Please quote the listing below verbatim, starting with its very first line and going on through the line that contains "text-line: quement adopté".

Begin

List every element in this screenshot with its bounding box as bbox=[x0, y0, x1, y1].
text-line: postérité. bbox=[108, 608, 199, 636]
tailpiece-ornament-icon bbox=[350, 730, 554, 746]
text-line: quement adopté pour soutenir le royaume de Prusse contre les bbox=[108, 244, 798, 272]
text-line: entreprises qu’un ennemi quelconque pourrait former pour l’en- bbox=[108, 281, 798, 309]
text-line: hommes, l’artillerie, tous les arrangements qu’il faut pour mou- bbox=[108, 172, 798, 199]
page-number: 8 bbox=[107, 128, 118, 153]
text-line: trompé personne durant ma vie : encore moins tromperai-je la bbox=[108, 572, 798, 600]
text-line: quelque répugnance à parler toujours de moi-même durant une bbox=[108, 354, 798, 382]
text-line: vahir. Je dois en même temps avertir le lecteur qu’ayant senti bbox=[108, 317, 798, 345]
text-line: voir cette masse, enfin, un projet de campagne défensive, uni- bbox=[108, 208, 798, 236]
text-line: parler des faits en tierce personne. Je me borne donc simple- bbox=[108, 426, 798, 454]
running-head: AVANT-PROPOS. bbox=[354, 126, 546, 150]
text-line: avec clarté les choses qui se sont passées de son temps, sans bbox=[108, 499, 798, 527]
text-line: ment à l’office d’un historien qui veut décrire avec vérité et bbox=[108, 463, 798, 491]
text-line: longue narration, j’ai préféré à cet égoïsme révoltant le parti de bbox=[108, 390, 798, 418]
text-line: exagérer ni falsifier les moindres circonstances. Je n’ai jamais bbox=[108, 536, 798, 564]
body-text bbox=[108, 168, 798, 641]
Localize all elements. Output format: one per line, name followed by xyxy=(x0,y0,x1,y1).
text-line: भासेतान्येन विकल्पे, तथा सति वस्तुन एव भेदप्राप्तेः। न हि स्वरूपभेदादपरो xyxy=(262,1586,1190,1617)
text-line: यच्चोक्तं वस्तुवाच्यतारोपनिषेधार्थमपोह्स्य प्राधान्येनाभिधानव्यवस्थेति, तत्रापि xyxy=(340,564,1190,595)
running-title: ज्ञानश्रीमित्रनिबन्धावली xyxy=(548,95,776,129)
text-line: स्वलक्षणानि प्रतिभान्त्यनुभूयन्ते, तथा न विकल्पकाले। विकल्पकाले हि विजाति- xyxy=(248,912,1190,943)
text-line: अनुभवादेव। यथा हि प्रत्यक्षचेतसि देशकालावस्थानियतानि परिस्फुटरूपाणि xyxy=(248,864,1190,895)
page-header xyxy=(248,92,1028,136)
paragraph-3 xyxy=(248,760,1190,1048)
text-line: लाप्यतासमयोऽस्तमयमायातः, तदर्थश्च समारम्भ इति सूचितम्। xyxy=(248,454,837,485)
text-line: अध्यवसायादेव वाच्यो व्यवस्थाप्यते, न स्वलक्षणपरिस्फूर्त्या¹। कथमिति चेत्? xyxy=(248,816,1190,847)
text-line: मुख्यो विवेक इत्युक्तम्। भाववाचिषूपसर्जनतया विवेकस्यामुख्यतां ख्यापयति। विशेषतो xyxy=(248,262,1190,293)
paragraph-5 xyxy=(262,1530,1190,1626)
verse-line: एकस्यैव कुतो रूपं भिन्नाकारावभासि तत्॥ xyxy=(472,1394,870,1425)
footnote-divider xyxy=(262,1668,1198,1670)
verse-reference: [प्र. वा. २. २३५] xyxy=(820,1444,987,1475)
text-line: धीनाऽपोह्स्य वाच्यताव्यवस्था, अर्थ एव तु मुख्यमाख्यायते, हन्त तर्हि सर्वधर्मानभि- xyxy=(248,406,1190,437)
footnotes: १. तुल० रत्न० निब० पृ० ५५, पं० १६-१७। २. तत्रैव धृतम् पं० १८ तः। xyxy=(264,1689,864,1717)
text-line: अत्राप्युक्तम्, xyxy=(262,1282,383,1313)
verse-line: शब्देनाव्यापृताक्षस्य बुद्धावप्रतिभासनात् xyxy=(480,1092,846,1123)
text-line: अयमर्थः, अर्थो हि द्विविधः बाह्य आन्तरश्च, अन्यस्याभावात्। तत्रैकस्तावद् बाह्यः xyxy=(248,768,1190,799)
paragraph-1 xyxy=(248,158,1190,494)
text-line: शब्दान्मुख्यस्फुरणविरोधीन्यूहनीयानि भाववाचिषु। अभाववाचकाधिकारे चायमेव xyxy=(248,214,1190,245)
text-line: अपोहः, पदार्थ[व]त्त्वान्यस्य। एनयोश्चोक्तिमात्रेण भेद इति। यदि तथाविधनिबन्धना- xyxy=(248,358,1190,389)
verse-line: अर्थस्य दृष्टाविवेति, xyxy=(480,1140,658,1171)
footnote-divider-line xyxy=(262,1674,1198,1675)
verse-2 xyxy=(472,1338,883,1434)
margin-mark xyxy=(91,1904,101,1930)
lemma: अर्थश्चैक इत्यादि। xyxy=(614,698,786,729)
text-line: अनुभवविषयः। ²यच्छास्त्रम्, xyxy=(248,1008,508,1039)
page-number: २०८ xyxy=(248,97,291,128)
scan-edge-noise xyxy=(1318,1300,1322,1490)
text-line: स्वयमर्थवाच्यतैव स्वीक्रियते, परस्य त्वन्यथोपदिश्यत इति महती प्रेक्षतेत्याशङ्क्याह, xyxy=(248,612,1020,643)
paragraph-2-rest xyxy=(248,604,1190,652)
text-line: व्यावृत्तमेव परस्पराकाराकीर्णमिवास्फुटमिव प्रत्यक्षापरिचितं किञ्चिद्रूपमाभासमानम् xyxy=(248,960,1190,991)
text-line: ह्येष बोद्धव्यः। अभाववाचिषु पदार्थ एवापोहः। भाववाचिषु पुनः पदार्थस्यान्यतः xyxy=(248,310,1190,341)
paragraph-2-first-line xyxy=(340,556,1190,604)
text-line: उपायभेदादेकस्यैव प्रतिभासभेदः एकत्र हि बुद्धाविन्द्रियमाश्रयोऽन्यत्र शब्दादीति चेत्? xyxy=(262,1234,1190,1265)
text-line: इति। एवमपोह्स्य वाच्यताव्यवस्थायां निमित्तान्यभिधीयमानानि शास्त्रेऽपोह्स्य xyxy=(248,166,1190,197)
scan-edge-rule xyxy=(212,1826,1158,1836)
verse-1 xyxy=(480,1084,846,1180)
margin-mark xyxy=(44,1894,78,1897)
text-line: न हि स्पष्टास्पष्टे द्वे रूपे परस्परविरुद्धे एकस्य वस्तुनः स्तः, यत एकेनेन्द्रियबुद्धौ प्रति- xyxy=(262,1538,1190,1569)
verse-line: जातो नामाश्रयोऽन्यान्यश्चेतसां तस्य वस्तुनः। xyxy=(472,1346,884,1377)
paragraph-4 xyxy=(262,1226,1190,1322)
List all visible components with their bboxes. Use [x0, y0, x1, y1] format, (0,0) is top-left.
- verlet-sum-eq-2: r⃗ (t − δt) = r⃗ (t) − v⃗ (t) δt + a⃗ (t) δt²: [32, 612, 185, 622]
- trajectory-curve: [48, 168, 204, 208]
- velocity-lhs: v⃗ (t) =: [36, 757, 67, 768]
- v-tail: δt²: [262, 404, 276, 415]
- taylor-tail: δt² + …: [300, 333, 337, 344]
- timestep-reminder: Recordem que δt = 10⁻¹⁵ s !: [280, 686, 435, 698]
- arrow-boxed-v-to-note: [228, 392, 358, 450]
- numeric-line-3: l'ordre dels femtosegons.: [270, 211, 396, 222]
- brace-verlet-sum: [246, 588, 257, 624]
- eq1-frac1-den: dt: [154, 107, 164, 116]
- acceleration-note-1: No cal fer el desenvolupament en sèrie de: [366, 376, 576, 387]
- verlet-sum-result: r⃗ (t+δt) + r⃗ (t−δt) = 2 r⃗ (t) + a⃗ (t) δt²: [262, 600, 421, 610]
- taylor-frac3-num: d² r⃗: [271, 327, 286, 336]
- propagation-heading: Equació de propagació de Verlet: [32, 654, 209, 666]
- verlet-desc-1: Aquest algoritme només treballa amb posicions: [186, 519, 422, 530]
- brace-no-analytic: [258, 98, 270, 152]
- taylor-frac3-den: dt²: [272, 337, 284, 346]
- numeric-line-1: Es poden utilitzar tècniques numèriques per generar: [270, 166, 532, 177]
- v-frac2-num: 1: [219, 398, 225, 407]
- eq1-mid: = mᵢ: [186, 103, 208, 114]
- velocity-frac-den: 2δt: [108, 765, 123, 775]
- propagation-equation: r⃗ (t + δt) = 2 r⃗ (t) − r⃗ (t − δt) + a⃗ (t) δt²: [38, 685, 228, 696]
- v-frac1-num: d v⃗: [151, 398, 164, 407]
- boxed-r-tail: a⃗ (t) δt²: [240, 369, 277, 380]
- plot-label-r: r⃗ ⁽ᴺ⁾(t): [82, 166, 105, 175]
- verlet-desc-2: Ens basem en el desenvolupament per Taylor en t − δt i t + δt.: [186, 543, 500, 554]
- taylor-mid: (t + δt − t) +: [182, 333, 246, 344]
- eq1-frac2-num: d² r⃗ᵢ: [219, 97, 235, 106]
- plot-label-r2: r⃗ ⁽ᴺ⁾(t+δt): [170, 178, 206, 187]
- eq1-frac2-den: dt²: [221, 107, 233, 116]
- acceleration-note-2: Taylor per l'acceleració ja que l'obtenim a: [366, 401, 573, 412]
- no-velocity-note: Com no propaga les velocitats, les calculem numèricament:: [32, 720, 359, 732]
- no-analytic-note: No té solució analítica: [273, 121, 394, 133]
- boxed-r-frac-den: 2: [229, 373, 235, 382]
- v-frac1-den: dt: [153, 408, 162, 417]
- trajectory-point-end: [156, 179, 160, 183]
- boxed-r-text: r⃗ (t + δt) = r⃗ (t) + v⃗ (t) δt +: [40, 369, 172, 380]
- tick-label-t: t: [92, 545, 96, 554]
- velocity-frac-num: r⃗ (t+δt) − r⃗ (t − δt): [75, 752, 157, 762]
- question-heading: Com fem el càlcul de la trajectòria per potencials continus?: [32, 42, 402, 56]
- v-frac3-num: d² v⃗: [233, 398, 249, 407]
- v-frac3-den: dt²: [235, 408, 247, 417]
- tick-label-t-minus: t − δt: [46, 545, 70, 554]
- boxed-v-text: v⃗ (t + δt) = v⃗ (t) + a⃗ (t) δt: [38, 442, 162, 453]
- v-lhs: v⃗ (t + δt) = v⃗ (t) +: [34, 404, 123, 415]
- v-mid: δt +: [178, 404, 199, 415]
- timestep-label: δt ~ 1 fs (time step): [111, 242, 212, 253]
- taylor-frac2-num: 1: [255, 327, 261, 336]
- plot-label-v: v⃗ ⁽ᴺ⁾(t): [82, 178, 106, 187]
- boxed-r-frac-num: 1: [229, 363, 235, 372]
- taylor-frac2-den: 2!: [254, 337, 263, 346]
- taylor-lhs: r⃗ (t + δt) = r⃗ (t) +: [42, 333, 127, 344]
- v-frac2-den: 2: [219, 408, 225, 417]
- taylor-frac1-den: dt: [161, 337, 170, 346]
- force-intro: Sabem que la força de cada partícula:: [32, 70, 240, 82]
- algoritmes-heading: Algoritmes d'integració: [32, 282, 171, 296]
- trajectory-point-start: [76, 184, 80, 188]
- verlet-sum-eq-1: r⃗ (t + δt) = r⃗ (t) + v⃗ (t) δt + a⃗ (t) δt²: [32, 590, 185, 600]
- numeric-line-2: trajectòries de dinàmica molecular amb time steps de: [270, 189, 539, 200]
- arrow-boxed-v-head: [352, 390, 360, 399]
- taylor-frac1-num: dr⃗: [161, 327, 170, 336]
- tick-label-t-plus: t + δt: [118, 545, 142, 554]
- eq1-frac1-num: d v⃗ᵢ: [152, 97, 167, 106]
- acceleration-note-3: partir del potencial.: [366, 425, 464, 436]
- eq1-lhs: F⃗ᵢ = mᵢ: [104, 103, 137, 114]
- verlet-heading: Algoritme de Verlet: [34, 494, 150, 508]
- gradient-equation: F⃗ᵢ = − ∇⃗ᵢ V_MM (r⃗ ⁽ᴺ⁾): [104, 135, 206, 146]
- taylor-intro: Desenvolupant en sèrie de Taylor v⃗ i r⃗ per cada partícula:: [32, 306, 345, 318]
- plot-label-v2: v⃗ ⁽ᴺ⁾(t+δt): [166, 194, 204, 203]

End

§ Result below
List every element in this screenshot with its bounding box as bbox=[x0, y0, x1, y1].
text-line: postérité. bbox=[108, 608, 199, 636]
tailpiece-ornament-icon bbox=[350, 730, 554, 746]
text-line: quement adopté pour soutenir le royaume de Prusse contre les bbox=[108, 244, 798, 272]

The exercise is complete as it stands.